═══ Recorded information ═══

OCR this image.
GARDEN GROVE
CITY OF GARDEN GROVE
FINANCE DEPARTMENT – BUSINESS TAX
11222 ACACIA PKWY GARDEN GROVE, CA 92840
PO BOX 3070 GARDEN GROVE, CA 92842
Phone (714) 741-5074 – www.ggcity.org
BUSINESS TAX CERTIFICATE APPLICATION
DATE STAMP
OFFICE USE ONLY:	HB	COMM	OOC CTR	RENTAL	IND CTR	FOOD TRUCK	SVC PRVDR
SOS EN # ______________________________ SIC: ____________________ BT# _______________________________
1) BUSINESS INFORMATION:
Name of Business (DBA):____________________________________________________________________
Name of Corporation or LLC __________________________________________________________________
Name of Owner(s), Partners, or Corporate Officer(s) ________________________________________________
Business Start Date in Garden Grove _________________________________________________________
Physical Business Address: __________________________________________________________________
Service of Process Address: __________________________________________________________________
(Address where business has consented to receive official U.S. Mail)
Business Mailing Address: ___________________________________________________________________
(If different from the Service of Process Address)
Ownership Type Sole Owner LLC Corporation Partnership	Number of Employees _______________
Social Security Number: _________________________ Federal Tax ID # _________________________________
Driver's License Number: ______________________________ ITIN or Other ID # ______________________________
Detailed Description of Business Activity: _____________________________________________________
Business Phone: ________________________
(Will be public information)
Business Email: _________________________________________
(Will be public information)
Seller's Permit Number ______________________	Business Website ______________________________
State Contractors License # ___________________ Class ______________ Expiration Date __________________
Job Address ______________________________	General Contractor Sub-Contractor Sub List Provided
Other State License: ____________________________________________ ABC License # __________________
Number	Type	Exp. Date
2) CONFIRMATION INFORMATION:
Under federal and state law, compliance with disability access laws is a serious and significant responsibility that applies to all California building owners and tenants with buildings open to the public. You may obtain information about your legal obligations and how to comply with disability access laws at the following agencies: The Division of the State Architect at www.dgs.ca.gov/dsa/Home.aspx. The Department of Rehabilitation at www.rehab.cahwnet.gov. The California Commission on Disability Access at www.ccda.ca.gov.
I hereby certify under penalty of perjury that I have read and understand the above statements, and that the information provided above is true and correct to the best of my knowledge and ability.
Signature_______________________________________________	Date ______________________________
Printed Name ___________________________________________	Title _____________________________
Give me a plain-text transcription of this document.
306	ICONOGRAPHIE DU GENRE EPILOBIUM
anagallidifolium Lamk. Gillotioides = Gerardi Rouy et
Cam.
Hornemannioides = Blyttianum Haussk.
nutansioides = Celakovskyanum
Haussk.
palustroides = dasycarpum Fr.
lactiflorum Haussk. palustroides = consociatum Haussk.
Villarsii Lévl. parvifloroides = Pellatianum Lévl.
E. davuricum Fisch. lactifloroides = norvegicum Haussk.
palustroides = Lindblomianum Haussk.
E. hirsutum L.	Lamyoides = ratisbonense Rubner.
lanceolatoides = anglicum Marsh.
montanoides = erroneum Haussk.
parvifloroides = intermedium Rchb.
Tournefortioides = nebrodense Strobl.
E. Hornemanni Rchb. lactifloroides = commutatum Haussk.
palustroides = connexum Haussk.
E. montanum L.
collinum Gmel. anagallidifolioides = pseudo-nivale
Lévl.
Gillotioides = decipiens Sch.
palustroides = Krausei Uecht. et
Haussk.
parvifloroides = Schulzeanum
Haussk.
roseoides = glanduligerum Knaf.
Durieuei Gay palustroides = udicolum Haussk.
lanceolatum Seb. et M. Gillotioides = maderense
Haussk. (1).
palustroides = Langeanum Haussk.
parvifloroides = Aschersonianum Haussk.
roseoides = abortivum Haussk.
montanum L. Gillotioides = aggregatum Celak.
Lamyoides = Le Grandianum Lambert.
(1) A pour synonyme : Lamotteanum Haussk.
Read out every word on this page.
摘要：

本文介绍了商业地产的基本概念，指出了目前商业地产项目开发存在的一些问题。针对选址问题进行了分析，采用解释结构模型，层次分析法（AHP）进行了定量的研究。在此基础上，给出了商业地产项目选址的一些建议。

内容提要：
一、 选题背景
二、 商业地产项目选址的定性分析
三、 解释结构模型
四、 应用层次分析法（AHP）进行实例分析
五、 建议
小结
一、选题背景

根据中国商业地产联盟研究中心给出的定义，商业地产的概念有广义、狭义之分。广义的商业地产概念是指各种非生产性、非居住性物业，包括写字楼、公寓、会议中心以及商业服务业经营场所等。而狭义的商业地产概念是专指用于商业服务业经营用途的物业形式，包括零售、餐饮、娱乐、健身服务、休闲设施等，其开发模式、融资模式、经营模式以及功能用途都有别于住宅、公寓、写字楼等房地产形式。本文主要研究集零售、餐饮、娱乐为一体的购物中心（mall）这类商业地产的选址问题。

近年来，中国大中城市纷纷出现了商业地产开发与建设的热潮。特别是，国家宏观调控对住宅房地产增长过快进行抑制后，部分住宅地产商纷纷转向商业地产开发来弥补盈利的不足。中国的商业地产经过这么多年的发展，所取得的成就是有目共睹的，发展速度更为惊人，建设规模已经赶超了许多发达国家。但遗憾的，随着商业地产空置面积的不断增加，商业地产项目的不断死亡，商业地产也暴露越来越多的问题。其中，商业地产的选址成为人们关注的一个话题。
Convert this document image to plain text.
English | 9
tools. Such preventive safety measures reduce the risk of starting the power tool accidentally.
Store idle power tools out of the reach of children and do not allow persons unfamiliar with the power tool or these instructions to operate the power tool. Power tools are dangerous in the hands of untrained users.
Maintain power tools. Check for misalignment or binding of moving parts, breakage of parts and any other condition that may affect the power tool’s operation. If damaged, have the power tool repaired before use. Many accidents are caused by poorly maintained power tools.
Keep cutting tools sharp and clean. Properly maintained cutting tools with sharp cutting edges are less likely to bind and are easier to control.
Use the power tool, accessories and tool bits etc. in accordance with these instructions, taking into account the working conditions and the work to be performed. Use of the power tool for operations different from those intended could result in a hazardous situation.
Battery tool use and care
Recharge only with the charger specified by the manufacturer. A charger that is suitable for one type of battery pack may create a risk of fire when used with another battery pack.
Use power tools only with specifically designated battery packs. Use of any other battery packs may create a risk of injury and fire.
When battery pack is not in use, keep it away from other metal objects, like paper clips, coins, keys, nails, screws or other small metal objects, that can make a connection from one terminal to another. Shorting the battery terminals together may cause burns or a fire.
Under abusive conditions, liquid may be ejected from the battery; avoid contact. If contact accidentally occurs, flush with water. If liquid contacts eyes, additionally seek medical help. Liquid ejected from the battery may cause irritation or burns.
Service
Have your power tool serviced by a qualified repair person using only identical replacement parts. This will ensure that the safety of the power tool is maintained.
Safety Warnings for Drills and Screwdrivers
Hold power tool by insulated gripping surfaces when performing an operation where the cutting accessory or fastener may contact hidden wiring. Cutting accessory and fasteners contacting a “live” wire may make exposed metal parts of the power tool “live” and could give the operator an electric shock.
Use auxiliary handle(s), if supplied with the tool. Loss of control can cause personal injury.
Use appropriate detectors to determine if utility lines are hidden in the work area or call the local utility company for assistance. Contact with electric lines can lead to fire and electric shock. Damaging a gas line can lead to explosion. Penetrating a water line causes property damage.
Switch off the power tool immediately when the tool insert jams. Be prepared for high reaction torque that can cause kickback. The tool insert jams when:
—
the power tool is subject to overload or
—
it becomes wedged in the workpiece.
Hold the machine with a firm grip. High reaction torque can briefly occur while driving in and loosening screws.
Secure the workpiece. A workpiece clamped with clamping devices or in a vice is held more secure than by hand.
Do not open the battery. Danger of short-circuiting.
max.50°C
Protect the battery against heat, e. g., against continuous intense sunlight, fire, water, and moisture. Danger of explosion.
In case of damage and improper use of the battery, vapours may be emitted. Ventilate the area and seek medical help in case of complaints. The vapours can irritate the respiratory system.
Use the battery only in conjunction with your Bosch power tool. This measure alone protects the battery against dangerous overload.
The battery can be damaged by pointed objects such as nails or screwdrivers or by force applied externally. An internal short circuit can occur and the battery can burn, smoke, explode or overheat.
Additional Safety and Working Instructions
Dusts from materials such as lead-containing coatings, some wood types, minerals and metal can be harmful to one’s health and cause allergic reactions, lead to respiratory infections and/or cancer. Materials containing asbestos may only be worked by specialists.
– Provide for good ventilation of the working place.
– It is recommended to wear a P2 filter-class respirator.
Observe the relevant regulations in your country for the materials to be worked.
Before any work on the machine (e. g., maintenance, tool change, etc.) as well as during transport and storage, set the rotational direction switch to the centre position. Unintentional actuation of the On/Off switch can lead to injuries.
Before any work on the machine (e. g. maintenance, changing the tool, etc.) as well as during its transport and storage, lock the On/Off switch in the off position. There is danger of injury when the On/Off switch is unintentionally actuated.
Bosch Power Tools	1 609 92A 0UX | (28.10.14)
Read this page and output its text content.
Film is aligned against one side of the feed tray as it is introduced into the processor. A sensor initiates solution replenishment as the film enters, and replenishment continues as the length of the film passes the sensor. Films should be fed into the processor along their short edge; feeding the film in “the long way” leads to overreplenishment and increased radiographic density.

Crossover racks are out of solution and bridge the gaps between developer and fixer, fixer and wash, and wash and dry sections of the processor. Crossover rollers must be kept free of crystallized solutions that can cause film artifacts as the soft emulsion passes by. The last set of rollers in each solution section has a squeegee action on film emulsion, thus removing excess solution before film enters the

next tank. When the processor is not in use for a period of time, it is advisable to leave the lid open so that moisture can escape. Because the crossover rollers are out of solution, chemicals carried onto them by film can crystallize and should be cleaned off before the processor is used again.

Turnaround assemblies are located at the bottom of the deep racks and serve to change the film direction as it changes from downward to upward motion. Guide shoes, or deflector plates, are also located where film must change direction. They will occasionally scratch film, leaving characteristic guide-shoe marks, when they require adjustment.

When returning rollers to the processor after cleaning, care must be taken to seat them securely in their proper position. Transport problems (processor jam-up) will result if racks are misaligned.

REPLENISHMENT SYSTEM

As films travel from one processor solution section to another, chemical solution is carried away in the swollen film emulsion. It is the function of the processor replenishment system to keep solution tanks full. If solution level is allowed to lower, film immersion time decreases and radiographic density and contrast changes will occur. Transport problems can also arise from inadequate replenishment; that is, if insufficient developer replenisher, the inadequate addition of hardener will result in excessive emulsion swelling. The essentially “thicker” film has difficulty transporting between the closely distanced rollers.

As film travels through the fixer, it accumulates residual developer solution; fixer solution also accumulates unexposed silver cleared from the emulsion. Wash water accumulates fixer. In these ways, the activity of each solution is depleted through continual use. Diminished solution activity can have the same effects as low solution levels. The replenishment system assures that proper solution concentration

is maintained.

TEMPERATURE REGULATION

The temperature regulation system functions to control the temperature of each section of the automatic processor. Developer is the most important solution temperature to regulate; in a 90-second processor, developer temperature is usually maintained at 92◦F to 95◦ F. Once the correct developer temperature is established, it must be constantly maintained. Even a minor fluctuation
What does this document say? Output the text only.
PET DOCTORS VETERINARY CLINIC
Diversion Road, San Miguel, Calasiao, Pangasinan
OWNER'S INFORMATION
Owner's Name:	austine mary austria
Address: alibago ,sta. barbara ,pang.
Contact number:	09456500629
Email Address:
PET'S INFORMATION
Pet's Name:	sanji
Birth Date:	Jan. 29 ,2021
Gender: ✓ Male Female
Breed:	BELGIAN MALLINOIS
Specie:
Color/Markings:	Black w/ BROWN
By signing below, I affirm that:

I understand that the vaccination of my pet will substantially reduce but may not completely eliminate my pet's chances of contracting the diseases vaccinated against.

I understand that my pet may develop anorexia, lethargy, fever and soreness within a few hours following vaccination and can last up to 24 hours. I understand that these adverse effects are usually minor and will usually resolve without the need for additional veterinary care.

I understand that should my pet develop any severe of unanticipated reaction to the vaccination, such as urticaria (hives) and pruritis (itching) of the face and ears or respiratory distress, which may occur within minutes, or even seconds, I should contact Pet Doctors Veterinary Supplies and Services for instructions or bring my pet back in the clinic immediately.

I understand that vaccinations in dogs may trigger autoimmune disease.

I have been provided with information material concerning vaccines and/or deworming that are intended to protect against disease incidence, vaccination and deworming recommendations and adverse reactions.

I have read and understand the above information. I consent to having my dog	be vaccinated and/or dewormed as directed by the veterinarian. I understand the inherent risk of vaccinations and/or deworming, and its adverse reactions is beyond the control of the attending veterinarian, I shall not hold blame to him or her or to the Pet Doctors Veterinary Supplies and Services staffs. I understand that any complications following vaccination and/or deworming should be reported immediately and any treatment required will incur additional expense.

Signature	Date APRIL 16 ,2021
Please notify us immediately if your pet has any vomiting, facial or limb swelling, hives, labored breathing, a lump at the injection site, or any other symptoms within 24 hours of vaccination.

═══

■ **Required task**: What is the number of lines in these records that contain "materials"? Reply with the number only.

■ **Correct output**: 2